Among the entries below, find the lines with "best" and copy them.

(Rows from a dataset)
(begin)
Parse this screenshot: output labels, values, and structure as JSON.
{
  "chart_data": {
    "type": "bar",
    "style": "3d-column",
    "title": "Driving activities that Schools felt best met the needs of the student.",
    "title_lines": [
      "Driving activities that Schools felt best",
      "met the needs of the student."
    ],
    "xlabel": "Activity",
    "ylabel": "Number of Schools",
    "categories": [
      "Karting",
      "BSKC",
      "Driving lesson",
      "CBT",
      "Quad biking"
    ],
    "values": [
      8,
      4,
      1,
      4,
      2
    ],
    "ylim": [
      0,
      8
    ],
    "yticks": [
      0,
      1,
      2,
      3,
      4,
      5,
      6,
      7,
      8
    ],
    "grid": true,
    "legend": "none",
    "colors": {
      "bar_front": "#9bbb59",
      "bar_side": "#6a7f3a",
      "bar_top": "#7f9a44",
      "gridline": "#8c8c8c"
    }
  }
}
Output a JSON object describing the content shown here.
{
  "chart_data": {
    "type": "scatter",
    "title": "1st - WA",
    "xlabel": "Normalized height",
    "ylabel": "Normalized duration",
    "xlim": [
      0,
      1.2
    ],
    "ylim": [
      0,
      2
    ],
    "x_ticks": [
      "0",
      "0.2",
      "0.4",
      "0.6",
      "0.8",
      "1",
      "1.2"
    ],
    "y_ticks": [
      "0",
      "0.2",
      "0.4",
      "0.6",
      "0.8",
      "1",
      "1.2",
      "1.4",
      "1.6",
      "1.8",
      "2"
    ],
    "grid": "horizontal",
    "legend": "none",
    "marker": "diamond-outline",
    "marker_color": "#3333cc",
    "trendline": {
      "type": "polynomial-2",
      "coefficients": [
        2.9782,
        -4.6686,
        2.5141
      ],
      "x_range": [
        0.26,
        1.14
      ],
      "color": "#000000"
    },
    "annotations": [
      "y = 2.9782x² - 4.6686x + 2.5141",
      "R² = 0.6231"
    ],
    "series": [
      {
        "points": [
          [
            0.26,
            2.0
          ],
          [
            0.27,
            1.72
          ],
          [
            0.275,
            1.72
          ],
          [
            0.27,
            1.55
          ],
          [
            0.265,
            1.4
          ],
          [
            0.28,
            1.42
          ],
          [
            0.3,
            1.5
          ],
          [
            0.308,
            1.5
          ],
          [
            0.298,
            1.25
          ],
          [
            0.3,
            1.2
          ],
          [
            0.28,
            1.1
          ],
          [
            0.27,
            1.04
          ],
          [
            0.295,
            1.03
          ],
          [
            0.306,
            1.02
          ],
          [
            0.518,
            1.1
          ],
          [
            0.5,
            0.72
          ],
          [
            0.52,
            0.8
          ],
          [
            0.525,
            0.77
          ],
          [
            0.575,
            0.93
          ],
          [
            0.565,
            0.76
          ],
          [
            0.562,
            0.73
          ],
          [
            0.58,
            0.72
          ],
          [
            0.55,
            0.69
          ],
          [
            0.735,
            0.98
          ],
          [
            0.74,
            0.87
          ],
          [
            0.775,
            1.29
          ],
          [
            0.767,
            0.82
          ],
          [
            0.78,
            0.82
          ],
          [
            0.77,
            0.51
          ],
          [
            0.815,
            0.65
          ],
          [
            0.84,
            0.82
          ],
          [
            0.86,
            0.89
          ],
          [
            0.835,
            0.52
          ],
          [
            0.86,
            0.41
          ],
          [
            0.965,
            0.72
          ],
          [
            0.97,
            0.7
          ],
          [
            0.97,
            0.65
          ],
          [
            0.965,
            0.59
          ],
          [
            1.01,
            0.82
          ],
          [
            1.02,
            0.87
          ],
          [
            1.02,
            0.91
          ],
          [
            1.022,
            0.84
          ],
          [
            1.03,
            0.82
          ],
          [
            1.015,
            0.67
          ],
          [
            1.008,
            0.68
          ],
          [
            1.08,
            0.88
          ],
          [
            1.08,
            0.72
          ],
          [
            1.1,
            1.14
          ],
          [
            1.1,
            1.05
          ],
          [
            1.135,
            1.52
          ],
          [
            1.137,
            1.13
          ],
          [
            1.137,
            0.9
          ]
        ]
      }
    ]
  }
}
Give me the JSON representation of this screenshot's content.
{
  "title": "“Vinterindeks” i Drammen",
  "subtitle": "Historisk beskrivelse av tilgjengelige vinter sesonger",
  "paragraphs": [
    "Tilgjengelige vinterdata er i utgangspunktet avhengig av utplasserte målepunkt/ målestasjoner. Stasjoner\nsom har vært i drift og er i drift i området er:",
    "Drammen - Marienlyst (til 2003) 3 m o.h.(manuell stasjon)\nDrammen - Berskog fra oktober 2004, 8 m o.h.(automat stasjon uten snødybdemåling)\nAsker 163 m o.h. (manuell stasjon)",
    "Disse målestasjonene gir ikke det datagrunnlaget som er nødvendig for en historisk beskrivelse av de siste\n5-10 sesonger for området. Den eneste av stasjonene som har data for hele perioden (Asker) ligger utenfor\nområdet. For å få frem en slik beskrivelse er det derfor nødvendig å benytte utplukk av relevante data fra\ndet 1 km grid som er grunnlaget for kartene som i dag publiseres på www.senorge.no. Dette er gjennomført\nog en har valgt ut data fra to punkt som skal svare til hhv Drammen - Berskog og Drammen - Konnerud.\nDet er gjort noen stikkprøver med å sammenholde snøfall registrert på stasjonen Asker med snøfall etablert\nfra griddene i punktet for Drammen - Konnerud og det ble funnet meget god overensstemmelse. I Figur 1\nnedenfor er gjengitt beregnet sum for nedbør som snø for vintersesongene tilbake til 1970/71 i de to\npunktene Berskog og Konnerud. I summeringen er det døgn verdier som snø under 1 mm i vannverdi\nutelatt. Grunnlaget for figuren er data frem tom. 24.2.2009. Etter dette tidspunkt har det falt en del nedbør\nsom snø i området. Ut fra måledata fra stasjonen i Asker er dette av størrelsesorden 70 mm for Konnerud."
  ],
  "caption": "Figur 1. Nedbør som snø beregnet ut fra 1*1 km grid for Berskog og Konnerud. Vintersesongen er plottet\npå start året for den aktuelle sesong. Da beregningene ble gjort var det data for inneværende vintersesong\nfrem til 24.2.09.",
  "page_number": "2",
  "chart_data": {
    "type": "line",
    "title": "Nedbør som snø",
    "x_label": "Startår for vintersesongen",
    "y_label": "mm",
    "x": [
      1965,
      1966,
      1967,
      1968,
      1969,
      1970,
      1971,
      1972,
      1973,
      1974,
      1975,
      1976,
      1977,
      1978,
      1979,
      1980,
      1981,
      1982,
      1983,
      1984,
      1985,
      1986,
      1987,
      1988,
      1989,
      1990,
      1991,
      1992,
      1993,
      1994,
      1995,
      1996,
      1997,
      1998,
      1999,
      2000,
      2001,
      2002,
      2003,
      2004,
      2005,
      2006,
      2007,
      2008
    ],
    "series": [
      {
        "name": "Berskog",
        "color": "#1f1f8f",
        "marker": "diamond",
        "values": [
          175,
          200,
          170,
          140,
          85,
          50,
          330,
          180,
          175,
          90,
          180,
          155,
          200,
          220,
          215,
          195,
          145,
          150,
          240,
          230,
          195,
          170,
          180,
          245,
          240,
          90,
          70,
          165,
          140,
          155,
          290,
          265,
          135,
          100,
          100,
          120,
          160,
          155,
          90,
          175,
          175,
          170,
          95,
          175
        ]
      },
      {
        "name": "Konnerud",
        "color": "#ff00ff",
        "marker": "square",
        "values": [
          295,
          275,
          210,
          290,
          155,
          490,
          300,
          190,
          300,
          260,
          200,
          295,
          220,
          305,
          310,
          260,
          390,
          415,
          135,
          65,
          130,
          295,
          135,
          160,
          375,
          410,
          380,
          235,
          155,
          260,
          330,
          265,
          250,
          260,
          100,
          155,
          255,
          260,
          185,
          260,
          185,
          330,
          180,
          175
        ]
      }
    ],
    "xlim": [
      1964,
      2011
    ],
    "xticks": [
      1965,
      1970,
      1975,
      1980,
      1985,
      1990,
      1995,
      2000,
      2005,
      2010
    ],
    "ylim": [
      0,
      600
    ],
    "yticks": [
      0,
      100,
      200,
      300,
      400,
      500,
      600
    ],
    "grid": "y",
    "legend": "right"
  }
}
(end)
### OUTPUT OF THE EXERCISE
    "title": "Driving activities that Schools felt best met the needs of the student.",
      "Driving activities that Schools felt best",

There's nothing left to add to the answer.